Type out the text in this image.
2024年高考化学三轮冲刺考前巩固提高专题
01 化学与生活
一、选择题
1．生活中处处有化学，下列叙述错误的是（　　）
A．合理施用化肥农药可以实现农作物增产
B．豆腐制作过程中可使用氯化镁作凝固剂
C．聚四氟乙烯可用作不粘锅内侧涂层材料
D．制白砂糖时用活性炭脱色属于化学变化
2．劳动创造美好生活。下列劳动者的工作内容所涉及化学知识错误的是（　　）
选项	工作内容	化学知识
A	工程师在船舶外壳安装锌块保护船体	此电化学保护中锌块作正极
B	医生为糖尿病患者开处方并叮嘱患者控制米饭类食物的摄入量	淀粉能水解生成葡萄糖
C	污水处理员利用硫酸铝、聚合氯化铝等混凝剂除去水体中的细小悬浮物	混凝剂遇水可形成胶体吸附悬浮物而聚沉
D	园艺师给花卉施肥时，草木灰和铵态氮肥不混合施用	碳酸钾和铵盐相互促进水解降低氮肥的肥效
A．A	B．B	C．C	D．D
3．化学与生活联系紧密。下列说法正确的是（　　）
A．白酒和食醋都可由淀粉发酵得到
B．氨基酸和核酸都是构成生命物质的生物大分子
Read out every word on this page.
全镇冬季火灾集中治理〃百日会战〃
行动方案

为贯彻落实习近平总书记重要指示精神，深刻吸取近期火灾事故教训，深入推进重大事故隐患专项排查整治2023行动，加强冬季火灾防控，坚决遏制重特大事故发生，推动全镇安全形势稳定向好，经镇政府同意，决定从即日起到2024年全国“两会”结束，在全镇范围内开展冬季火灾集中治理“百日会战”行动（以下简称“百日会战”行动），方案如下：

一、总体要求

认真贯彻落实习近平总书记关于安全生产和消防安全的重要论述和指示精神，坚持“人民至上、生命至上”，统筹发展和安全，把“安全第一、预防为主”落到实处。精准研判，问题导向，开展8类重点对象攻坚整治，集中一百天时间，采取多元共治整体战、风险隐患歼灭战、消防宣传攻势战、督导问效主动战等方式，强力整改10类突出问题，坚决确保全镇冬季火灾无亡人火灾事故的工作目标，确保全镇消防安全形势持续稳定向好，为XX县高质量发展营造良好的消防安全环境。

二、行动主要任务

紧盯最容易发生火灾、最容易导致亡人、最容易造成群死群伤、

**DESCRIPTION OF THE TASK**
Reproduce the material verbatim, line by line.

**ANSWER**
Type out the text in this image.
2024年高考化学三轮冲刺考前巩固提高专题
01 化学与生活
一、选择题
1．生活中处处有化学，下列叙述错误的是（　　）
A．合理施用化肥农药可以实现农作物增产
B．豆腐制作过程中可使用氯化镁作凝固剂
C．聚四氟乙烯可用作不粘锅内侧涂层材料
D．制白砂糖时用活性炭脱色属于化学变化
2．劳动创造美好生活。下列劳动者的工作内容所涉及化学知识错误的是（　　）
选项	工作内容	化学知识
A	工程师在船舶外壳安装锌块保护船体	此电化学保护中锌块作正极
B	医生为糖尿病患者开处方并叮嘱患者控制米饭类食物的摄入量	淀粉能水解生成葡萄糖
C	污水处理员利用硫酸铝、聚合氯化铝等混凝剂除去水体中的细小悬浮物	混凝剂遇水可形成胶体吸附悬浮物而聚沉
D	园艺师给花卉施肥时，草木灰和铵态氮肥不混合施用	碳酸钾和铵盐相互促进水解降低氮肥的肥效
A．A	B．B	C．C	D．D
3．化学与生活联系紧密。下列说法正确的是（　　）
A．白酒和食醋都可由淀粉发酵得到
B．氨基酸和核酸都是构成生命物质的生物大分子
Read out every word on this page.
全镇冬季火灾集中治理〃百日会战〃
行动方案

为贯彻落实习近平总书记重要指示精神，深刻吸取近期火灾事故教训，深入推进重大事故隐患专项排查整治2023行动，加强冬季火灾防控，坚决遏制重特大事故发生，推动全镇安全形势稳定向好，经镇政府同意，决定从即日起到2024年全国“两会”结束，在全镇范围内开展冬季火灾集中治理“百日会战”行动（以下简称“百日会战”行动），方案如下：

一、总体要求

认真贯彻落实习近平总书记关于安全生产和消防安全的重要论述和指示精神，坚持“人民至上、生命至上”，统筹发展和安全，把“安全第一、预防为主”落到实处。精准研判，问题导向，开展8类重点对象攻坚整治，集中一百天时间，采取多元共治整体战、风险隐患歼灭战、消防宣传攻势战、督导问效主动战等方式，强力整改10类突出问题，坚决确保全镇冬季火灾无亡人火灾事故的工作目标，确保全镇消防安全形势持续稳定向好，为XX县高质量发展营造良好的消防安全环境。

二、行动主要任务

紧盯最容易发生火灾、最容易导致亡人、最容易造成群死群伤、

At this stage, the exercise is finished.